● Records supplied:
::::::

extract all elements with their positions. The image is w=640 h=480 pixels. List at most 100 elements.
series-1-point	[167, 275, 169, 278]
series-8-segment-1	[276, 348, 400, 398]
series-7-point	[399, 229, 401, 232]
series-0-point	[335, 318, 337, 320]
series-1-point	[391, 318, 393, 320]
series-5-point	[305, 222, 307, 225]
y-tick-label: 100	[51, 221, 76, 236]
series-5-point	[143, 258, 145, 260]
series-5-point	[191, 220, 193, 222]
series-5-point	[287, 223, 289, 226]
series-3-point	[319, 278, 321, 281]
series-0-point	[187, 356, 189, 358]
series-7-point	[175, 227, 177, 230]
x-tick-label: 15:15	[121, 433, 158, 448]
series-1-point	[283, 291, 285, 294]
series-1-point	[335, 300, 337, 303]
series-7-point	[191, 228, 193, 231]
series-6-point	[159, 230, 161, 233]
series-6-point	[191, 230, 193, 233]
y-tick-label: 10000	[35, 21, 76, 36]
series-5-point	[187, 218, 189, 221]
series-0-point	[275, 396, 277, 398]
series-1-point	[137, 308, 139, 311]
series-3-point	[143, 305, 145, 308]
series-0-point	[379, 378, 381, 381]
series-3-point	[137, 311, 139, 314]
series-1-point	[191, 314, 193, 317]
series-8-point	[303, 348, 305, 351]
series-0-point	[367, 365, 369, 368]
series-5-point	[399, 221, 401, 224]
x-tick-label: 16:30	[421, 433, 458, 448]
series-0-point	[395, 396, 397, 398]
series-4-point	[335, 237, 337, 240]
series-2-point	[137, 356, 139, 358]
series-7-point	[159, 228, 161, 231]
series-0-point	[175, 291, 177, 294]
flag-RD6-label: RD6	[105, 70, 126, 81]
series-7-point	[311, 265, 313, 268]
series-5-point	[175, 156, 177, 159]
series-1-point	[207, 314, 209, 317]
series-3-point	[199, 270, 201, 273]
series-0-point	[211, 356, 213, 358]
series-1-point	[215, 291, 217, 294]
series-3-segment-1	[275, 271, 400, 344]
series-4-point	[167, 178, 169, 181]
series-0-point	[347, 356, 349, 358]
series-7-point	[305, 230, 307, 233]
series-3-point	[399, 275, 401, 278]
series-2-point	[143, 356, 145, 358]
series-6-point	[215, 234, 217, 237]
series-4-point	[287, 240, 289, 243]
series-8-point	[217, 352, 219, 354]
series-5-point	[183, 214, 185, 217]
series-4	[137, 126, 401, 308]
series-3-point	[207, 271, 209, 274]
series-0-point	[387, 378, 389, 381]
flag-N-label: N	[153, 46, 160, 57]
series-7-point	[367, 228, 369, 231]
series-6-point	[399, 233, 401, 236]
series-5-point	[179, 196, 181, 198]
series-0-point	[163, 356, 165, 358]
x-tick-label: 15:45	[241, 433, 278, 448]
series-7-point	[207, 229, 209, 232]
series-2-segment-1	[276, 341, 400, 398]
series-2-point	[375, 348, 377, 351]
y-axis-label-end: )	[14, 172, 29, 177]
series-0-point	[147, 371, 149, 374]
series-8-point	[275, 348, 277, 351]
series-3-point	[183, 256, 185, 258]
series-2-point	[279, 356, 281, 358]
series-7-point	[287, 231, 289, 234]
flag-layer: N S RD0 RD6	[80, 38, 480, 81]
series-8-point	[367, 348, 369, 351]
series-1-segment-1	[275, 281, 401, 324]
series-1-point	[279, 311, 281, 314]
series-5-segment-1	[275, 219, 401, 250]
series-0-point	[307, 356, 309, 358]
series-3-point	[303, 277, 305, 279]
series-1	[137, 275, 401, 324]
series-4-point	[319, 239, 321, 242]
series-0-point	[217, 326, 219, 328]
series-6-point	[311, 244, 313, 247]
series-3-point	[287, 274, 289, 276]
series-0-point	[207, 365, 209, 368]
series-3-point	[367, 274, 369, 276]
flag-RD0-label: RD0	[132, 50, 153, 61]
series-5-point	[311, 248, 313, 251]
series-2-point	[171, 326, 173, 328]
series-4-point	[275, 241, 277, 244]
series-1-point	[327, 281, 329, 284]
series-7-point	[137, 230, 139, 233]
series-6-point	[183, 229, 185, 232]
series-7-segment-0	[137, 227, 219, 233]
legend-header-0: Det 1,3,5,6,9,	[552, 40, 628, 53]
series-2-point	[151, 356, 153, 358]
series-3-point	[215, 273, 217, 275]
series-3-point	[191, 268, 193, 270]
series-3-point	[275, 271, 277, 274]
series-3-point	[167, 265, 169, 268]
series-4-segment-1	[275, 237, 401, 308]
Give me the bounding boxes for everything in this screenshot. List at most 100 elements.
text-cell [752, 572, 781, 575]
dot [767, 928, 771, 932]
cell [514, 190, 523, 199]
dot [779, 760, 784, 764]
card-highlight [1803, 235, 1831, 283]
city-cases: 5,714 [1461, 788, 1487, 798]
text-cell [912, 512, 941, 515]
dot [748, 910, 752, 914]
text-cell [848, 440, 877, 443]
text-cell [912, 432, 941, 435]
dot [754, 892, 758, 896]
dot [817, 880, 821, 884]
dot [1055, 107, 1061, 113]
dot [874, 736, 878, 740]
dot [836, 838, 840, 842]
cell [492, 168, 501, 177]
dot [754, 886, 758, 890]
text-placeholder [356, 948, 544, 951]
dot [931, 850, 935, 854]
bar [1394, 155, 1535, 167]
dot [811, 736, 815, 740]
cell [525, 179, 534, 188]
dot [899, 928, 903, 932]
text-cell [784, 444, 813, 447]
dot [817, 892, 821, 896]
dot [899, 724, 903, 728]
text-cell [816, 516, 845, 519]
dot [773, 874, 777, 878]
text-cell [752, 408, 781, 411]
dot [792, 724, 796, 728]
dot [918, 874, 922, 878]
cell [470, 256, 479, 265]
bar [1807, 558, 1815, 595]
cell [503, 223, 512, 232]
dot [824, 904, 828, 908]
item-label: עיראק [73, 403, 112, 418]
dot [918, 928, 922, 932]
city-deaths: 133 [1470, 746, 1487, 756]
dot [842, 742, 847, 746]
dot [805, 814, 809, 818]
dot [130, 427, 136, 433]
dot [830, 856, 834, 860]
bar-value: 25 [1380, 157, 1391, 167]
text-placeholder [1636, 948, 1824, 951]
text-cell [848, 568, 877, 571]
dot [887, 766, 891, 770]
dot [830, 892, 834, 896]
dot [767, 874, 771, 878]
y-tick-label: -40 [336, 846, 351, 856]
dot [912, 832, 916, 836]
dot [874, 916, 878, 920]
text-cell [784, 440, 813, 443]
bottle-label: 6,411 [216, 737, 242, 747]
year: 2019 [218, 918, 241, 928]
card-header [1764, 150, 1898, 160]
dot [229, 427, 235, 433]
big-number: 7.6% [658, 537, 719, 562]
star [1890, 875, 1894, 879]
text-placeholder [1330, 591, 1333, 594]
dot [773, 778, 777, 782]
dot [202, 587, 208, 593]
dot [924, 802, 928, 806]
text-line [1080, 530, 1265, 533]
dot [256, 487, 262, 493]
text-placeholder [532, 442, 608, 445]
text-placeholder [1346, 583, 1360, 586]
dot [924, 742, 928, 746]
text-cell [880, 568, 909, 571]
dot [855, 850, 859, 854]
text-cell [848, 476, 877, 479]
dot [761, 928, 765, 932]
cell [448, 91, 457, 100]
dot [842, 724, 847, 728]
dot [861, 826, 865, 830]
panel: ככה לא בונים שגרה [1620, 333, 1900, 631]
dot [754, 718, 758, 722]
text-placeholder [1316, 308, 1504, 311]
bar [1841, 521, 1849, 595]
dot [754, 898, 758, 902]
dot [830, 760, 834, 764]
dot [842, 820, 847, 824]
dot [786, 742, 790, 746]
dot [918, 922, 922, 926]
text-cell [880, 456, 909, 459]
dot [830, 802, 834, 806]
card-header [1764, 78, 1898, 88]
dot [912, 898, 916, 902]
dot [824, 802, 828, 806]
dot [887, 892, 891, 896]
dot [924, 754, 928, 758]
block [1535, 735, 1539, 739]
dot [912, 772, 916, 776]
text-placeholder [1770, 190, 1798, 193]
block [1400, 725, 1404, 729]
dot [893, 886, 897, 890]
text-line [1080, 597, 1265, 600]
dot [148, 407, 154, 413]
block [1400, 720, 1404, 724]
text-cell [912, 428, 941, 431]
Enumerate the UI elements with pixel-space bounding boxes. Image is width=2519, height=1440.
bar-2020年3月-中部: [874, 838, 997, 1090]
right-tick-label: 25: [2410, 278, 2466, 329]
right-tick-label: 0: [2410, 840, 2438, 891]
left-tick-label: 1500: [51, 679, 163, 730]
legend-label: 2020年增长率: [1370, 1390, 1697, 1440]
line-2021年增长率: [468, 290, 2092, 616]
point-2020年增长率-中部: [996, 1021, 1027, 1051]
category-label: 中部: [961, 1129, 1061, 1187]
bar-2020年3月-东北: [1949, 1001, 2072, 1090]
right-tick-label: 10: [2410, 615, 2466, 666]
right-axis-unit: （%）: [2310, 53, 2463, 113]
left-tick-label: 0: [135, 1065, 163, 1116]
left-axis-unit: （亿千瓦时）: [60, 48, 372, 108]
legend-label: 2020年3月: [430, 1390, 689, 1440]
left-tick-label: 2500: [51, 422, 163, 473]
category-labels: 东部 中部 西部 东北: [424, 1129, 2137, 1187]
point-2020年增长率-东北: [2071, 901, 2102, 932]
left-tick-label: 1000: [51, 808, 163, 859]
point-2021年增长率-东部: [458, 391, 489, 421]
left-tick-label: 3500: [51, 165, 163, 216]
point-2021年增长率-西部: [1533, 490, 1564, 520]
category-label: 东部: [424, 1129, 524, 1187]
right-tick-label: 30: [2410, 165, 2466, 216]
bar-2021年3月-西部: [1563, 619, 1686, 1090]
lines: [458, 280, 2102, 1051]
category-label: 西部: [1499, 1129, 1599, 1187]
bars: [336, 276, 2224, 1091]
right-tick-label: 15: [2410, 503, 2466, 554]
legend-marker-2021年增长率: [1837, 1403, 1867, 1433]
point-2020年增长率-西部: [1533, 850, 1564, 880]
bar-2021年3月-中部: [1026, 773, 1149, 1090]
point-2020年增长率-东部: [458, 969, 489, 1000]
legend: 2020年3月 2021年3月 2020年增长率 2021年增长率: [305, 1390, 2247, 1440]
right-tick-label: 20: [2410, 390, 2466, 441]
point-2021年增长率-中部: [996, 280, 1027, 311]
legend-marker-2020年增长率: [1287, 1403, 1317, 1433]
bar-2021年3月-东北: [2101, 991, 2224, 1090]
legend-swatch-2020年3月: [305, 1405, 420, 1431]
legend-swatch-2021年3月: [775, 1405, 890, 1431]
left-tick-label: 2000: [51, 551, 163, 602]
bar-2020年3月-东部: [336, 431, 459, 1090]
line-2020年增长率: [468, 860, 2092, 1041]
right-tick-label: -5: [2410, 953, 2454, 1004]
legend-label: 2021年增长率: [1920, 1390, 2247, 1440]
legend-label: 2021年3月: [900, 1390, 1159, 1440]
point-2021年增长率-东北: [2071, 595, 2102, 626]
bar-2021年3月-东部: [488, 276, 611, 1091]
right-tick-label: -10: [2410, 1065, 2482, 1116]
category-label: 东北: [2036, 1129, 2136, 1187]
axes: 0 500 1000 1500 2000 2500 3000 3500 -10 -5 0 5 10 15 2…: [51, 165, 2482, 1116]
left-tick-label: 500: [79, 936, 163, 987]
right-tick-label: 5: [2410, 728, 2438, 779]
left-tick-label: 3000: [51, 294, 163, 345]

::::::

● Short exercise: Update the data from its first line up to and including the line containing "318, 337, 320]", replacing "elements" with "objects" and leaving everything else unchanged.

● Solution below:
extract all objects with their positions. The image is w=640 h=480 pixels. List at most 100 objects.
series-1-point	[167, 275, 169, 278]
series-8-segment-1	[276, 348, 400, 398]
series-7-point	[399, 229, 401, 232]
series-0-point	[335, 318, 337, 320]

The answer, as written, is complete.